[Task instructions]:
From the listing below, pull out all lines with "John" in them.

* begin Material supplied *

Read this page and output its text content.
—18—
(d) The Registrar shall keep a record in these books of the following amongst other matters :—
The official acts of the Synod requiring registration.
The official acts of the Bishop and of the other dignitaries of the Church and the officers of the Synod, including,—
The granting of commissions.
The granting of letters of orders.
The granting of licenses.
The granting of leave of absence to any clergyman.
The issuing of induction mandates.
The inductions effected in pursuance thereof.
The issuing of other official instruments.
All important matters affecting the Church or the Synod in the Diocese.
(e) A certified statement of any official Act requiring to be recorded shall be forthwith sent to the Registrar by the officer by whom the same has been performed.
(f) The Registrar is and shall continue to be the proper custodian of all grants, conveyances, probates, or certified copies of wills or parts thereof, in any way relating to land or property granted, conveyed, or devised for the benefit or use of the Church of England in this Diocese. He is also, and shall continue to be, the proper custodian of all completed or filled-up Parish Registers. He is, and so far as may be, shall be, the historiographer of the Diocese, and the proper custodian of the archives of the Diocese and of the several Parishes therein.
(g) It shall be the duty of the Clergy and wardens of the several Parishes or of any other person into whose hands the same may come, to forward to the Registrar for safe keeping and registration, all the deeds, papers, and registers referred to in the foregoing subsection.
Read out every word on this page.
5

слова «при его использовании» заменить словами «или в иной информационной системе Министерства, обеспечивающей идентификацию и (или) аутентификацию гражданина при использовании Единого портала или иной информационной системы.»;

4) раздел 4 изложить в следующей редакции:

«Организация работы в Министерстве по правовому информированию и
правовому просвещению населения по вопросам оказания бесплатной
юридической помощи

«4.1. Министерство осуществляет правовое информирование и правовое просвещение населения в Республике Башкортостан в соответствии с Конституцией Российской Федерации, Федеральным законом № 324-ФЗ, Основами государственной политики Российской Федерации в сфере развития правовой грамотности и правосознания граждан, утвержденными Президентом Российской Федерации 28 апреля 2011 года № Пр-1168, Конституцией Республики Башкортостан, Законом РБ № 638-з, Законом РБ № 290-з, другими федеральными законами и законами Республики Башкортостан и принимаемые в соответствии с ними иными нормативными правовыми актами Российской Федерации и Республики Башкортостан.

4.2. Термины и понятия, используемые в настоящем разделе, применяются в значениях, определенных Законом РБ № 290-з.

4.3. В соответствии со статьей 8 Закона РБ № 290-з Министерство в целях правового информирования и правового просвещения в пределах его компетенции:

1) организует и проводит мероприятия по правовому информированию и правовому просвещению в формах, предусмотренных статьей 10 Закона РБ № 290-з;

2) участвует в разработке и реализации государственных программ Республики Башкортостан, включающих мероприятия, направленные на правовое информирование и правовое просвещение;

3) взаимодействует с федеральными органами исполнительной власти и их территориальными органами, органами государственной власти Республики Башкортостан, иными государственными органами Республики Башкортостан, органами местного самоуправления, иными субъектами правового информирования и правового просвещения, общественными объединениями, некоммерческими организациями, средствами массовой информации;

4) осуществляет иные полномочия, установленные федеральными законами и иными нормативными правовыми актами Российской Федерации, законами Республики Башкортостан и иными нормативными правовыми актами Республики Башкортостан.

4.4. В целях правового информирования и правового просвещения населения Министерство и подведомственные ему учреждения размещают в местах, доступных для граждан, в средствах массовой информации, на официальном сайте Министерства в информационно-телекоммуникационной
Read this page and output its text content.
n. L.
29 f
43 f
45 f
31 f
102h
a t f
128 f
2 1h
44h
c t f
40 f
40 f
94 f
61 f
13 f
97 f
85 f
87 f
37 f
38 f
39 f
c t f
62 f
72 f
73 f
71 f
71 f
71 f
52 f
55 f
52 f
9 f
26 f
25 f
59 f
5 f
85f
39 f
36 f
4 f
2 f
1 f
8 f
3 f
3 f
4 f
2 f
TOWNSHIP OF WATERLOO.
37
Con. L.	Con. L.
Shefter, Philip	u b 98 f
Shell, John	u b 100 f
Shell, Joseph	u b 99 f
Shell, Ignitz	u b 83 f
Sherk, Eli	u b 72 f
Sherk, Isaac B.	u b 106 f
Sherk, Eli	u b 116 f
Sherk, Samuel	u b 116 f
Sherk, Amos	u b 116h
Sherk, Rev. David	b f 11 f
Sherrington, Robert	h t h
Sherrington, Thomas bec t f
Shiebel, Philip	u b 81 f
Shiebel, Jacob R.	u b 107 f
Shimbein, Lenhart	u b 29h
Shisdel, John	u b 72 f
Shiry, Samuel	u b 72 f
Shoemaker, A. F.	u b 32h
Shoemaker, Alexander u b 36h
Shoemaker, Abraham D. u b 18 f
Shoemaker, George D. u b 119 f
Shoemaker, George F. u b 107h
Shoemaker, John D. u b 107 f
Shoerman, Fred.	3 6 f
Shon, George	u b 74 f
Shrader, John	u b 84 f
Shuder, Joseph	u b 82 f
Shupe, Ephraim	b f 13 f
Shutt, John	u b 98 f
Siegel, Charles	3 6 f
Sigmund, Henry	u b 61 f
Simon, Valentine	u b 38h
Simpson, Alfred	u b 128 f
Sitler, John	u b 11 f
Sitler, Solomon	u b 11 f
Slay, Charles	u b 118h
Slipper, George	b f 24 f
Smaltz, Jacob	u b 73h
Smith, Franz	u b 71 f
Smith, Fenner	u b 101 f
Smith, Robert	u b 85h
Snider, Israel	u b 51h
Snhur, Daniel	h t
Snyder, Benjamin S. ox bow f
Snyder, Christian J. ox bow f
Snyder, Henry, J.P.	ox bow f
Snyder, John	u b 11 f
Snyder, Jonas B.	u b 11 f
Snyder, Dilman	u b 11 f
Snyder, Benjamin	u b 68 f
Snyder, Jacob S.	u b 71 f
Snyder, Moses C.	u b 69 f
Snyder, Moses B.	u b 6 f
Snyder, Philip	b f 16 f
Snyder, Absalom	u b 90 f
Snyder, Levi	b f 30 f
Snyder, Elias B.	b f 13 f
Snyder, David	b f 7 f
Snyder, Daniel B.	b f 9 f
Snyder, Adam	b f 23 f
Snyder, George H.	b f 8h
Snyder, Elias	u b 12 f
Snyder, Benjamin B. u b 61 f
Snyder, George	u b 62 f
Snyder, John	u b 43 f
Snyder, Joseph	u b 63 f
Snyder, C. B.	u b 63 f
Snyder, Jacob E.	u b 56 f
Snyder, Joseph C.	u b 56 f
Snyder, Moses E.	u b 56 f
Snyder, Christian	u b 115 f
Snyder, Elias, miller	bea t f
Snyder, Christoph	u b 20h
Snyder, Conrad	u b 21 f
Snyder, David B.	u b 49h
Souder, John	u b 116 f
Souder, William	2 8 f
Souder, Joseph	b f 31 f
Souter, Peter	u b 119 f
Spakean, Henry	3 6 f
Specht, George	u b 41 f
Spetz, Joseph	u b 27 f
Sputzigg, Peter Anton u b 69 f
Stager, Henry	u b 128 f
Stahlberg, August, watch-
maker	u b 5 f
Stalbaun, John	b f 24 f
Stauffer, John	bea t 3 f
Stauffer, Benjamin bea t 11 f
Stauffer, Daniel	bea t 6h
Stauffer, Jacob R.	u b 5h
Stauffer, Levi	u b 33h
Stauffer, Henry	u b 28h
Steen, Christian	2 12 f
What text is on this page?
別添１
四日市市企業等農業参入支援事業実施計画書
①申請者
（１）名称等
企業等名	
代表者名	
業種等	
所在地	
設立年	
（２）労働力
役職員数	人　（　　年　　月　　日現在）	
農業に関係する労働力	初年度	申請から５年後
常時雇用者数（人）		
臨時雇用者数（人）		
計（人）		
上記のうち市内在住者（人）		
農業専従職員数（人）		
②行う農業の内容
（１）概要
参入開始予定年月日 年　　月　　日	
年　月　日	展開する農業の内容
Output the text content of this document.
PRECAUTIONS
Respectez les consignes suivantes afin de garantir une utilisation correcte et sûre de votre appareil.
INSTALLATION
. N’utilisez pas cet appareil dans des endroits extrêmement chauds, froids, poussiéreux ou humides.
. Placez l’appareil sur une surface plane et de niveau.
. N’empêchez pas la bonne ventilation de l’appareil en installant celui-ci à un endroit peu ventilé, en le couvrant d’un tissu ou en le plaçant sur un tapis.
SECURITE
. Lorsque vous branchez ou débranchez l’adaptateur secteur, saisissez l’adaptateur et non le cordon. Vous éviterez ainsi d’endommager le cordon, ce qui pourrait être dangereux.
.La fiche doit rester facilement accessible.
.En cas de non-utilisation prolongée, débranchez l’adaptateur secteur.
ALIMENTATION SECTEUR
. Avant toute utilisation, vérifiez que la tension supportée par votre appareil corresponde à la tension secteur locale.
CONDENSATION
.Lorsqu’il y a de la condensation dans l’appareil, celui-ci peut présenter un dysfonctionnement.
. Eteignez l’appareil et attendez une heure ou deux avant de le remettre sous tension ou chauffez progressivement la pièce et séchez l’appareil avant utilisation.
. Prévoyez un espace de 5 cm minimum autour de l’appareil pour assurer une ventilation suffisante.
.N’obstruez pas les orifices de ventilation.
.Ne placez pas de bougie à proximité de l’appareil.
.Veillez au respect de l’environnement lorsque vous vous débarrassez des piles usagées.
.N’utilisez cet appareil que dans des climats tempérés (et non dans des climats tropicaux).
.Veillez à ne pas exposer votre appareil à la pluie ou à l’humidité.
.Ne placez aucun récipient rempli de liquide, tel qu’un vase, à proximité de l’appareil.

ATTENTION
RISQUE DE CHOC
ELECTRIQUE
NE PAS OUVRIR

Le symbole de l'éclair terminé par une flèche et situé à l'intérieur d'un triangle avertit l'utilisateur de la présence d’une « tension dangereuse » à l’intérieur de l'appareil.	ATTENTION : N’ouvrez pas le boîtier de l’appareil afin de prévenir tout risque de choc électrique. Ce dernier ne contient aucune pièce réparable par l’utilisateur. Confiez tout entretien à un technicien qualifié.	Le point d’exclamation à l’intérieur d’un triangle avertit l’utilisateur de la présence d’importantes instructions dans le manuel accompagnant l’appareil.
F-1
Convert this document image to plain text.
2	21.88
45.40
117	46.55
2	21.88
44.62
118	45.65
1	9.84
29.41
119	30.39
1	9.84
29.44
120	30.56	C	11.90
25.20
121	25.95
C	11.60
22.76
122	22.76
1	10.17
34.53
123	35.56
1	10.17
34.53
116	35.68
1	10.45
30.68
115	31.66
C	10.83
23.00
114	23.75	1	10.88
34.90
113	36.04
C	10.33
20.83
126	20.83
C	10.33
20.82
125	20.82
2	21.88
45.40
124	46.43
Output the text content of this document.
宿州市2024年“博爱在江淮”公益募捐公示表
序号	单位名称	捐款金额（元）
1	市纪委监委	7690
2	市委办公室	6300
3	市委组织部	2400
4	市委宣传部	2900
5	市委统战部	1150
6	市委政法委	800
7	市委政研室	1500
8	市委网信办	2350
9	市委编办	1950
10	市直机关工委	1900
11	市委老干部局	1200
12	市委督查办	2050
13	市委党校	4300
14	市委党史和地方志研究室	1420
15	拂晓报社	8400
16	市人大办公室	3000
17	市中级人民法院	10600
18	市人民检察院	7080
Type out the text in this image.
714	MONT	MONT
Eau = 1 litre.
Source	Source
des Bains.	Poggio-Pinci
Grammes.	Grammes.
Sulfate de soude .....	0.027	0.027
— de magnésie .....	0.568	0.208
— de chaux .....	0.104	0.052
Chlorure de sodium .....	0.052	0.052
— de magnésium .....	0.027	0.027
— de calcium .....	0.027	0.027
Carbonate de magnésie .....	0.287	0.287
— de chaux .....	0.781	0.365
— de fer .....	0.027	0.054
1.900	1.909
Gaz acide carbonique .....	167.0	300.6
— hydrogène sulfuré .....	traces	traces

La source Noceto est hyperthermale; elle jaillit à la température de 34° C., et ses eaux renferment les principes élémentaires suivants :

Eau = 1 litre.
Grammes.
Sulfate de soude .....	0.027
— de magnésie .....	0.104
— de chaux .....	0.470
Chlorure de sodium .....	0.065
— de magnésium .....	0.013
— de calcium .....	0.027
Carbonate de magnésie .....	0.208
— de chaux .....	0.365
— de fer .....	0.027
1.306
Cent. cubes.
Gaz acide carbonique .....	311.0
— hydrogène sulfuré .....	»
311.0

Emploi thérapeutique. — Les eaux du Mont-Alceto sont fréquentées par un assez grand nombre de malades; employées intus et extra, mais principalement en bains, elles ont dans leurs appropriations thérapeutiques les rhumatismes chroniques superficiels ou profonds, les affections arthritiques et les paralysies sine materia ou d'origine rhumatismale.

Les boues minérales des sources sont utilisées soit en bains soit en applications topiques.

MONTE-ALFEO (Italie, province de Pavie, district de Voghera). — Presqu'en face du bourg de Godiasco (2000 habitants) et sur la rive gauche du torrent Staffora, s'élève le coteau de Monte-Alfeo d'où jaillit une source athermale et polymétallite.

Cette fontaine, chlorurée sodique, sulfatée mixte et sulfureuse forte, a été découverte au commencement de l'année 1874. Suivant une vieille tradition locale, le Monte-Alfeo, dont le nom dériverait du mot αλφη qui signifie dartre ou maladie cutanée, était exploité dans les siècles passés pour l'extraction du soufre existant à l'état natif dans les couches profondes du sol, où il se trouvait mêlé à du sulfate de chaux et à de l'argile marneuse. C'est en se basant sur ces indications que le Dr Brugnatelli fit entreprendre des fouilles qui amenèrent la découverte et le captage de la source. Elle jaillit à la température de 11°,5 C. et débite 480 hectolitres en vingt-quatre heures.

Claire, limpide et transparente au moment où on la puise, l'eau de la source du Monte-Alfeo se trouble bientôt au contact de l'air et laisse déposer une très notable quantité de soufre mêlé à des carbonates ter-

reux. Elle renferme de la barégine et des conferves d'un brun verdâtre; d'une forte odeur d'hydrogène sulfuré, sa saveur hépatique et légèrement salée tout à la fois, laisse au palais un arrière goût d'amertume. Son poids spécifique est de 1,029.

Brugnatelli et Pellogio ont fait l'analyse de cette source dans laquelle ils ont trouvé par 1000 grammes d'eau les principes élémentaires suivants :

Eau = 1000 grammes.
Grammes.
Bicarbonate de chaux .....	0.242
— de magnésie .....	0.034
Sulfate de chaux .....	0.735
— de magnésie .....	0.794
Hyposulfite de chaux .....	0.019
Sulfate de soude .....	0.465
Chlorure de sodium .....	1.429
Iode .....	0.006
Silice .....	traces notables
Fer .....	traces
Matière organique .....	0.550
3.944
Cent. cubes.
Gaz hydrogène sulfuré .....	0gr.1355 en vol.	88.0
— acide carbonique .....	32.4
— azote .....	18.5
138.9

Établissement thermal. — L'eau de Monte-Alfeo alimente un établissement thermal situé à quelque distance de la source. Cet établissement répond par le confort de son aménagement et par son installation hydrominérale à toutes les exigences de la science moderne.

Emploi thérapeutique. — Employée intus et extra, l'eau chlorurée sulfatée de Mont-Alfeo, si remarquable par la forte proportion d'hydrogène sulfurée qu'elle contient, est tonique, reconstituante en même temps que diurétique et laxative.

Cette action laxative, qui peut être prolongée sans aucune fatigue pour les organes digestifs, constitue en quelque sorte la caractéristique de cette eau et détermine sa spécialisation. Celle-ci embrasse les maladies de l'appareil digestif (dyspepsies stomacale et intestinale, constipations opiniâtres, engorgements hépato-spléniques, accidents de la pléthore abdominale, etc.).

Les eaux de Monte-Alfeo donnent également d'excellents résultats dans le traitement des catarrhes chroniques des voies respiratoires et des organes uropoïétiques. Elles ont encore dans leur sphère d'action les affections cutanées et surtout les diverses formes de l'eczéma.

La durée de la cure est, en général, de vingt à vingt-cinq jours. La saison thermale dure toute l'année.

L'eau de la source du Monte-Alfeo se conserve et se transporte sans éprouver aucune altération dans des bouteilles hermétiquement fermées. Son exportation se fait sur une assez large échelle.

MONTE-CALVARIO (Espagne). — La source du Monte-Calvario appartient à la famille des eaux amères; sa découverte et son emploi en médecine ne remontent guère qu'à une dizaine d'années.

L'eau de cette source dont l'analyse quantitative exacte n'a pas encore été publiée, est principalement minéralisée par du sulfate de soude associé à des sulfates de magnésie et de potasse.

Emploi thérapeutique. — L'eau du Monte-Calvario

* end Material supplied *

[The completed task]:
Shell, John	u b 100 f
Shisdel, John	u b 72 f
Shoemaker, John D. u b 107 f
Shrader, John	u b 84 f
Shutt, John	u b 98 f
Sitler, John	u b 11 f
Snyder, John	u b 11 f
Snyder, John	u b 43 f
Souder, John	u b 116 f
Stalbaun, John	b f 24 f
Stauffer, John	bea t 3 f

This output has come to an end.